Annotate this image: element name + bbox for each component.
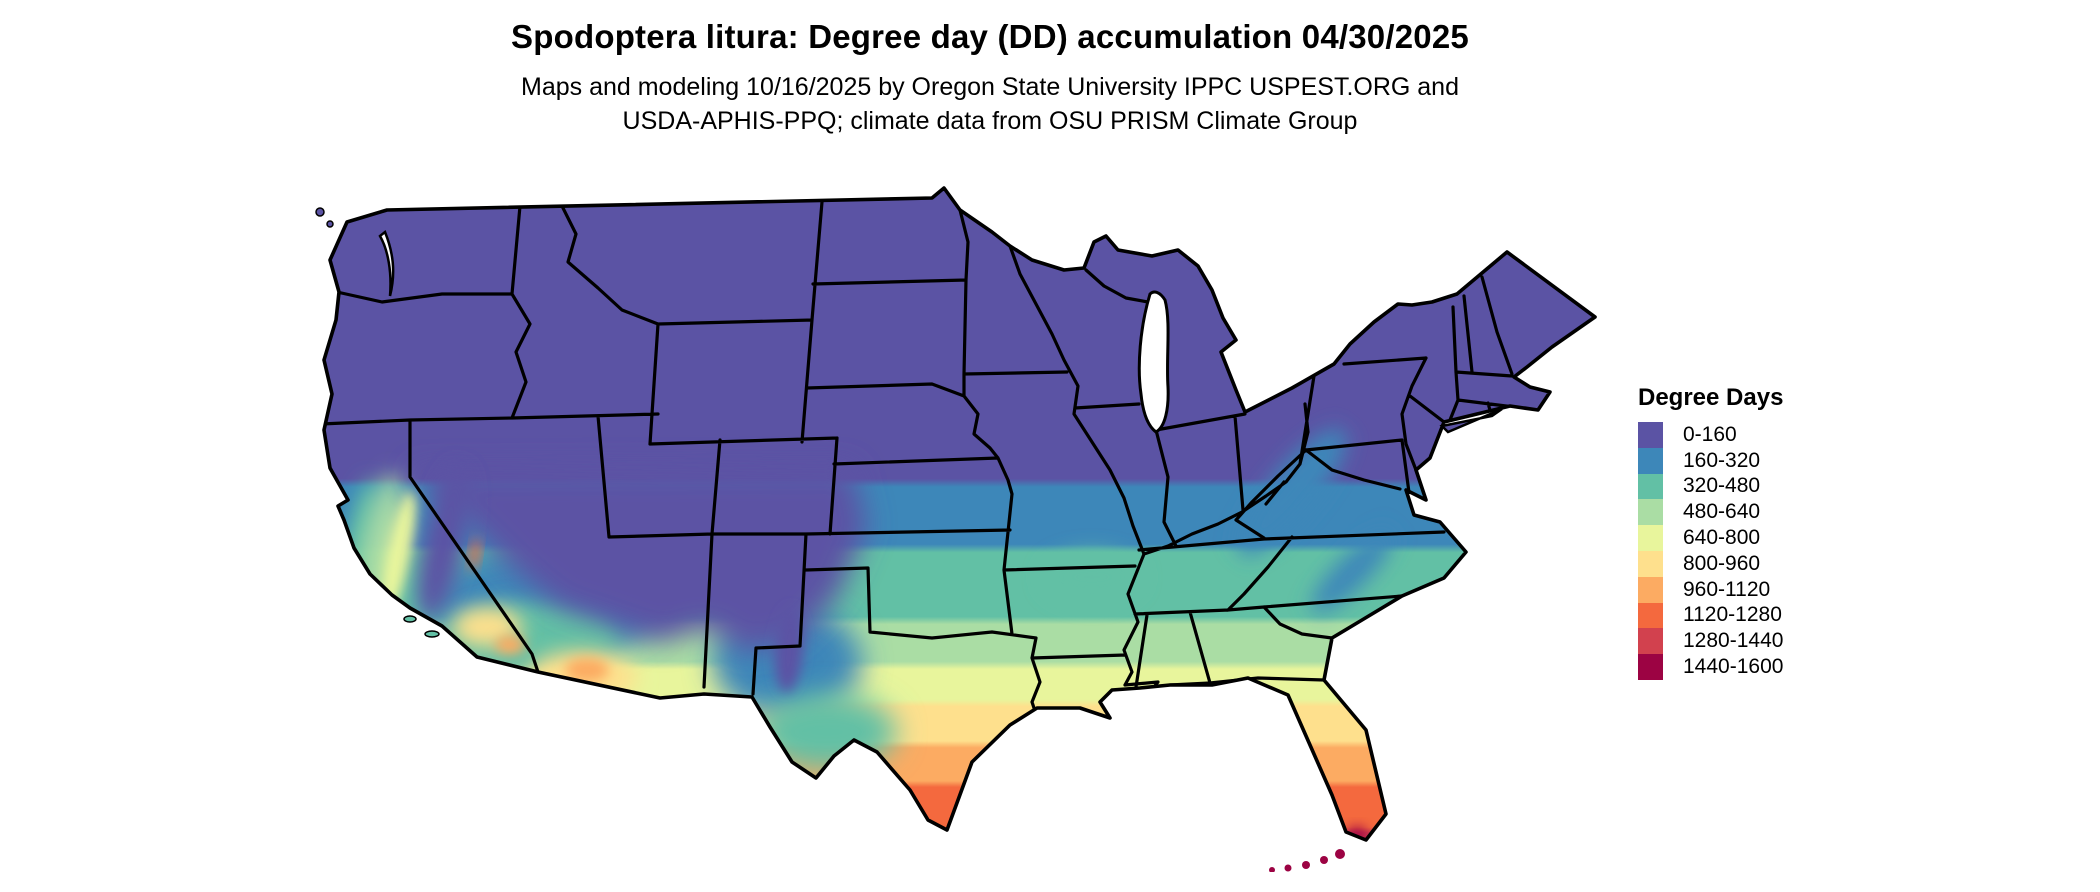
legend-label: 160-320 [1683,448,1761,472]
channel-islands [403,615,417,623]
legend-swatch-7 [1638,602,1663,629]
legend: Degree Days 0-160 160-320 320-480 480-640 64… [1638,384,1783,680]
legend-swatch-3 [1638,499,1663,526]
raster-fill-layer [324,188,1595,840]
legend-swatch-5 [1638,550,1663,577]
legend-label: 640-800 [1683,526,1761,550]
legend-label: 800-960 [1683,551,1761,575]
legend-row: 320-480 [1638,473,1783,500]
state-borders [324,200,1524,722]
legend-label: 960-1120 [1683,577,1771,601]
channel-islands [424,630,440,638]
legend-swatch-4 [1638,525,1663,551]
subtitle-line-2: USDA-APHIS-PPQ; climate data from OSU PR… [622,107,1358,135]
subtitle: Maps and modeling 10/16/2025 by Oregon S… [0,70,1980,138]
lake-michigan [1137,290,1170,434]
legend-row: 800-960 [1638,550,1783,577]
legend-swatch-2 [1638,473,1663,500]
legend-swatch-1 [1638,447,1663,474]
legend-row: 480-640 [1638,499,1783,526]
subtitle-line-1: Maps and modeling 10/16/2025 by Oregon S… [521,73,1459,101]
header: Spodoptera litura: Degree day (DD) accum… [0,0,1980,138]
legend-row: 1120-1280 [1638,602,1783,629]
nw-islands [315,207,325,217]
legend-title: Degree Days [1638,384,1784,411]
legend-row: 960-1120 [1638,576,1783,603]
us-degree-day-map [292,182,1612,873]
us-outline [322,186,1597,842]
florida-keys [1269,849,1345,873]
legend-label: 1440-1600 [1683,655,1784,679]
page-title: Spodoptera litura: Degree day (DD) accum… [511,18,1469,55]
legend-swatch-8 [1638,628,1663,655]
legend-swatch-6 [1638,576,1663,603]
legend-row: 1280-1440 [1638,628,1784,655]
legend-swatch-9 [1638,654,1663,680]
legend-row: 1440-1600 [1638,654,1783,680]
legend-swatch-0 [1638,422,1663,448]
legend-label: 0-160 [1683,422,1737,446]
legend-label: 320-480 [1683,474,1761,498]
legend-label: 1120-1280 [1683,603,1782,627]
nw-islands [326,220,334,228]
legend-rows: 0-160 160-320 320-480 480-640 640-800 800-960… [1638,422,1783,680]
puget-sound [378,229,395,297]
legend-row: 0-160 [1638,422,1783,448]
legend-label: 1280-1440 [1683,629,1784,653]
legend-row: 640-800 [1638,525,1783,551]
legend-label: 480-640 [1683,500,1761,524]
legend-row: 160-320 [1638,447,1783,474]
us-map-svg [315,186,1597,873]
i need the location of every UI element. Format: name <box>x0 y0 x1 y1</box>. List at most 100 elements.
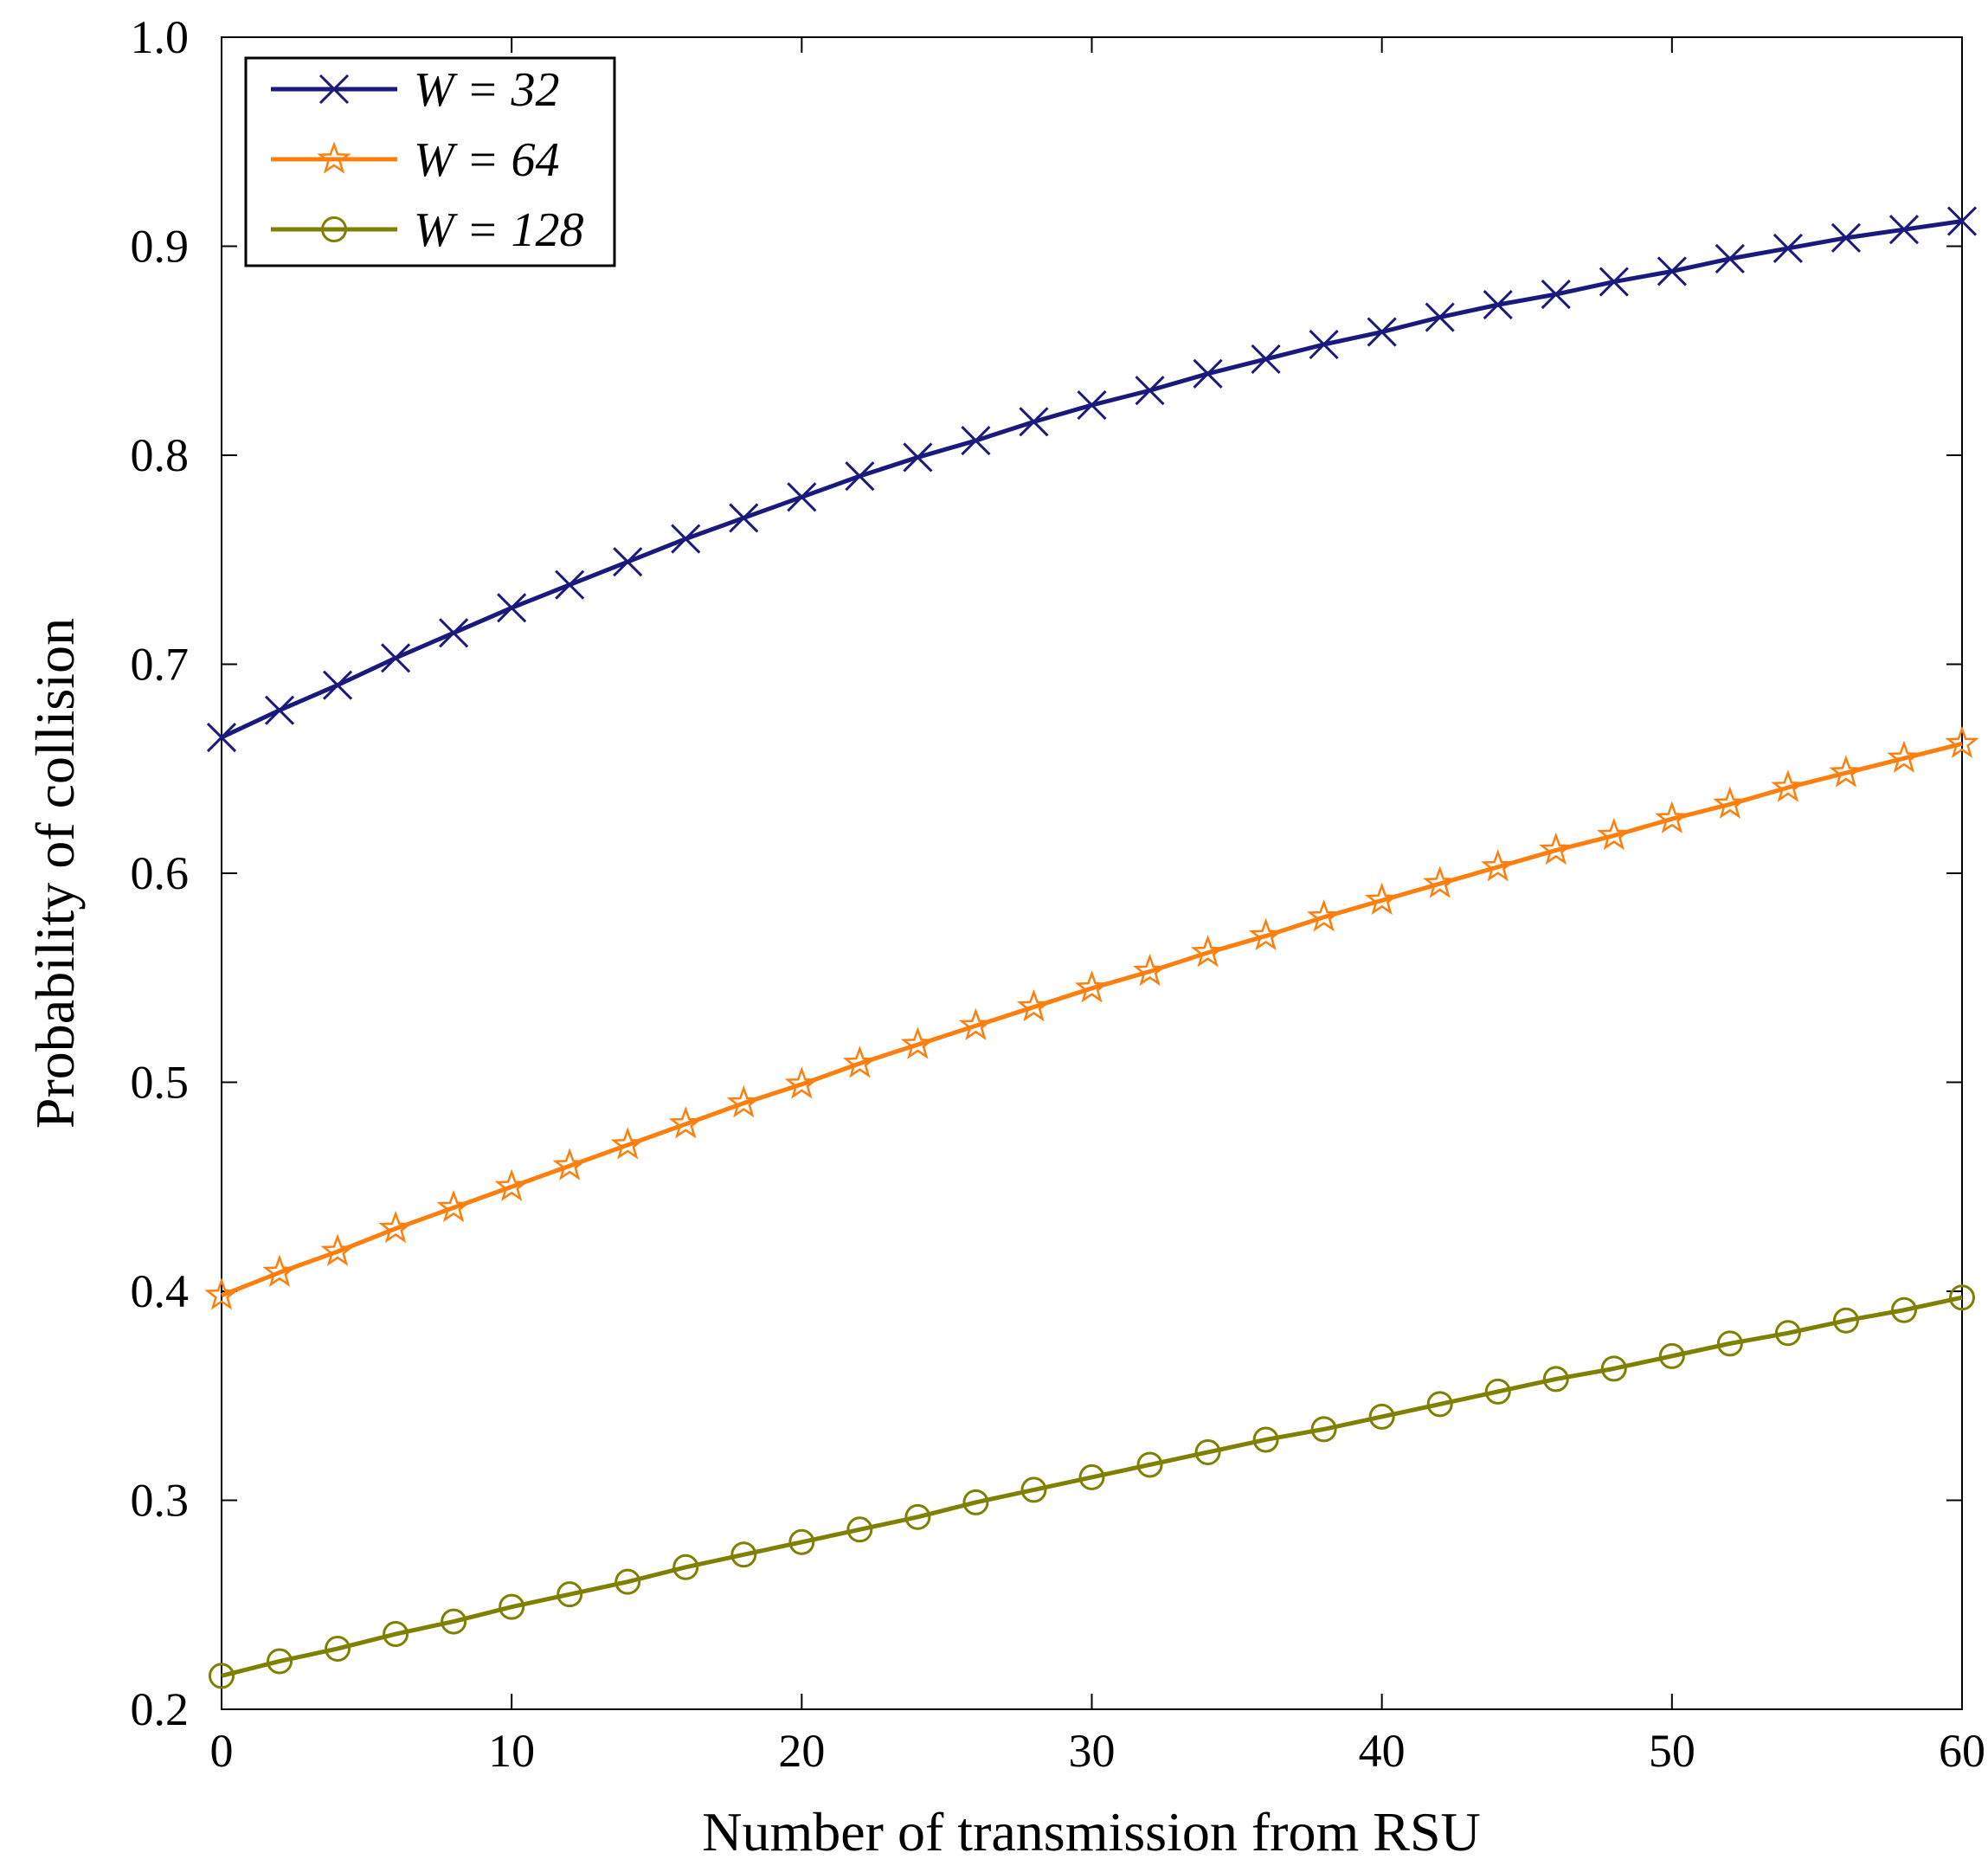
data-point-w-32 <box>729 503 759 533</box>
data-point-w-32 <box>439 618 469 648</box>
data-point-w-64 <box>1132 953 1168 987</box>
data-point-w-128 <box>1716 1330 1743 1357</box>
data-point-w-64 <box>958 1007 994 1041</box>
data-point-w-64 <box>610 1127 645 1160</box>
data-point-w-128 <box>1252 1426 1279 1453</box>
data-point-w-32 <box>1830 222 1861 253</box>
data-point-w-32 <box>1019 407 1049 437</box>
data-point-w-32 <box>787 482 817 512</box>
data-point-w-32-stroke-b <box>1077 389 1107 421</box>
legend-label-w-32: W = 32 <box>414 63 559 117</box>
data-point-w-32-stroke-b <box>961 426 991 456</box>
data-point-w-64 <box>1248 917 1284 951</box>
data-point-w-32 <box>206 722 237 753</box>
data-point-w-32 <box>1599 267 1629 297</box>
legend-label-w-64: W = 64 <box>414 133 559 187</box>
data-point-w-32 <box>381 643 411 673</box>
data-point-w-32 <box>671 524 701 554</box>
plot-frame <box>221 36 1963 1710</box>
y-tick-label: 0.4 <box>131 1265 190 1317</box>
data-point-w-32-stroke-b <box>1772 233 1803 263</box>
legend-marker-w-64 <box>317 141 351 174</box>
data-point-w-128 <box>1368 1403 1395 1430</box>
data-point-w-64 <box>1887 740 1921 773</box>
series-line-w-64 <box>221 741 1963 1298</box>
data-point-w-128 <box>1542 1366 1569 1393</box>
data-point-w-64 <box>1597 817 1631 851</box>
y-axis-title: Probability of collision <box>24 618 86 1129</box>
data-point-w-64 <box>1190 935 1226 968</box>
data-point-w-32-stroke-b <box>264 695 295 725</box>
y-tick-label: 0.3 <box>131 1475 190 1527</box>
data-point-w-32-stroke-b <box>1599 267 1629 297</box>
data-point-w-64 <box>1829 755 1863 788</box>
data-point-w-64 <box>1771 769 1805 802</box>
data-point-w-128 <box>614 1568 641 1595</box>
data-point-w-32 <box>845 461 875 492</box>
data-point-w-32 <box>1425 302 1455 332</box>
data-point-w-64 <box>262 1254 297 1287</box>
data-point-w-32-stroke-b <box>1135 376 1165 406</box>
data-point-w-32 <box>1946 206 1978 236</box>
data-point-w-64 <box>1481 849 1515 882</box>
data-point-w-64 <box>1365 882 1399 916</box>
data-point-w-128 <box>267 1648 293 1675</box>
data-point-w-32-stroke-b <box>555 569 585 600</box>
data-point-w-32-stroke-b <box>1541 279 1571 310</box>
data-point-w-64 <box>436 1189 471 1223</box>
data-point-w-32-stroke-b <box>1367 317 1397 347</box>
data-point-w-32-stroke-b <box>903 442 933 473</box>
data-point-w-128 <box>1078 1464 1105 1490</box>
data-point-w-32 <box>1541 279 1571 310</box>
data-point-w-64 <box>1016 988 1052 1022</box>
data-point-w-128 <box>325 1635 351 1662</box>
data-point-w-64 <box>320 1233 355 1266</box>
x-tick-label: 10 <box>488 1725 535 1777</box>
x-tick-label: 0 <box>210 1725 234 1777</box>
data-point-w-128 <box>1194 1438 1221 1465</box>
data-point-w-32-stroke-b <box>1657 256 1687 286</box>
data-point-w-32-stroke-b <box>1251 344 1281 374</box>
legend: W = 32 W = 64 W = 128 <box>244 56 616 267</box>
data-point-w-32-stroke-b <box>206 722 237 753</box>
x-tick-label: 20 <box>778 1725 825 1777</box>
y-tick-label: 0.5 <box>131 1057 190 1109</box>
x-tick-label: 60 <box>1939 1725 1985 1777</box>
data-point-w-32 <box>1772 233 1803 263</box>
data-point-w-32 <box>903 442 933 473</box>
y-tick-label: 0.7 <box>131 639 190 691</box>
data-point-w-32-stroke-b <box>323 670 353 700</box>
data-point-w-64 <box>1074 970 1110 1003</box>
data-point-w-128 <box>1890 1296 1917 1323</box>
data-point-w-128 <box>962 1489 989 1515</box>
data-point-w-64 <box>1306 899 1341 932</box>
data-point-w-32-stroke-b <box>439 618 469 648</box>
data-point-w-32 <box>323 670 353 700</box>
data-point-w-128 <box>730 1541 757 1568</box>
data-point-w-128 <box>1949 1284 1975 1311</box>
y-tick-label: 1.0 <box>131 11 190 63</box>
data-point-w-64 <box>494 1168 529 1201</box>
data-point-w-128 <box>788 1528 815 1555</box>
data-point-w-32-stroke-b <box>1483 290 1513 320</box>
data-point-w-32 <box>961 426 991 456</box>
data-point-w-128 <box>672 1554 699 1580</box>
data-point-w-32 <box>1251 344 1281 374</box>
data-point-w-32-stroke-b <box>1946 206 1978 236</box>
data-point-w-32-stroke-b <box>845 461 875 492</box>
data-point-w-32 <box>264 695 295 725</box>
data-point-w-64 <box>1539 832 1573 865</box>
data-point-w-32-stroke-b <box>1425 302 1455 332</box>
data-point-w-128 <box>1832 1307 1859 1334</box>
data-point-w-32-stroke-b <box>1830 222 1861 253</box>
data-point-w-32-stroke-b <box>1888 215 1920 245</box>
data-point-w-32 <box>1888 215 1920 245</box>
data-point-w-32 <box>555 569 585 600</box>
data-point-w-128 <box>1136 1451 1163 1478</box>
data-point-w-32-stroke-b <box>729 503 759 533</box>
data-point-w-128 <box>904 1503 931 1530</box>
data-point-w-32 <box>497 593 527 623</box>
data-point-w-32-stroke-b <box>1309 329 1339 360</box>
legend-marker-w-32-stroke-b <box>318 74 350 105</box>
data-point-w-128 <box>441 1608 467 1635</box>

....

WORK TO BE COMPLETED
Please count the lines in the entries above that contain the string "element", treating uppercase and lowercase as different, and reply with only that number.

THE REPLY
2